> _Texte_
⁂

Rien de neuf sous le soleil
donc, et l’on peut se poser la question de savoir pourquoi les gouvernements
persistent à tolérer une telle évasion fiscale, alors même que les instruments
de contrôle existent ! C’est pourquoi
l’étude ci-dessous permet d’en comprendre les mécanismes.
LA GALAXIE FINANCIERE
À l’heure de la crise
financière et économique, les autorités fustigent à tort ou à raison certains
participants aux marchés financiers non pas tant pour leur rôle que pour le
risque qu’ils font peser sur le système financier mondial. Or il existe un
certain nombre de sociétés financières particulièrement puissantes par le rôle
qu’elles jouent dans le bon fonctionnement des mécanismes des marchés
financiers. Ces institutions occupent
une place privilégiée car sans elles, le système ne pourrait plus fonctionner :
ce sont les infrastructures de marché.

⁂

> _Lignes de données_
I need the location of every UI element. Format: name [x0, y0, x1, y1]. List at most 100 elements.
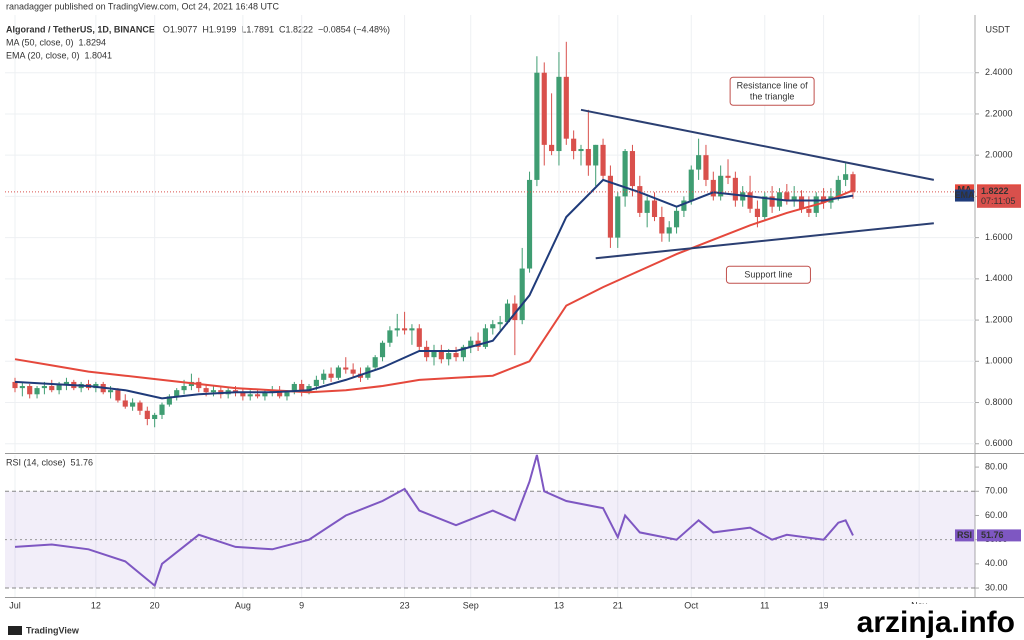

⁂

> _Travail à faire_
**A)** Dans l’extrait sur la galaxie financière, recopiez le passage commençant par «LA GALAXIE FINANCIERE» et se terminant par «infrastructures de marché.», en remplaçant «institutions» par «entités».
**B)** Poursuivez l’extrait sur la galaxie financière au-delà de sa dernière phrase.
Les données ne sont d’aucune utilité pour ce travail.

> _Réponses_
**A)**
LA GALAXIE FINANCIERE
À l’heure de la crise
financière et économique, les autorités fustigent à tort ou à raison certains
participants aux marchés financiers non pas tant pour leur rôle que pour le
risque qu’ils font peser sur le système financier mondial. Or il existe un
certain nombre de sociétés financières particulièrement puissantes par le rôle
qu’elles jouent dans le bon fonctionnement des mécanismes des marchés
financiers. Ces entités occupent
une place privilégiée car sans elles, le système ne pourrait plus fonctionner :
ce sont les infrastructures de marché.

**B)**
Une
infrastructure de marché financier est un système multilatéral
utilisé par les institutions financières incluant l’opérateur du système et
utilisé à des fins d’enregistrement, de règlements des paiements, des titres,
des produits dérivés et autres transactions financières. Ces infrastructures de marché peuvent être regroupées en 4 catégories :
1) Les systèmes de paiement d’importance
systémique (SIPS):CLS, Target2, et les prestataires : Equens, Mastercard,
SWIFT…
2) Les dépositaires centraux de titres (CSD):
Euroclear, Clearstream…
3) Les chambres de compensation (CCP) :
Eurex ; LCH Clearnet, CME pour les opérations standardisées sur les marchés boursiers, STET. (pour les
paiements électroniques.)
4) Les référentiels centraux (TR) et
fournisseurs de données financières: DTCC, Regis TR, Bloomberg, Reuters,
Trioptima, Markit…
Chacune de ces catégories
est dépendante des autres et forment une pieuvre aux multiples tentacules.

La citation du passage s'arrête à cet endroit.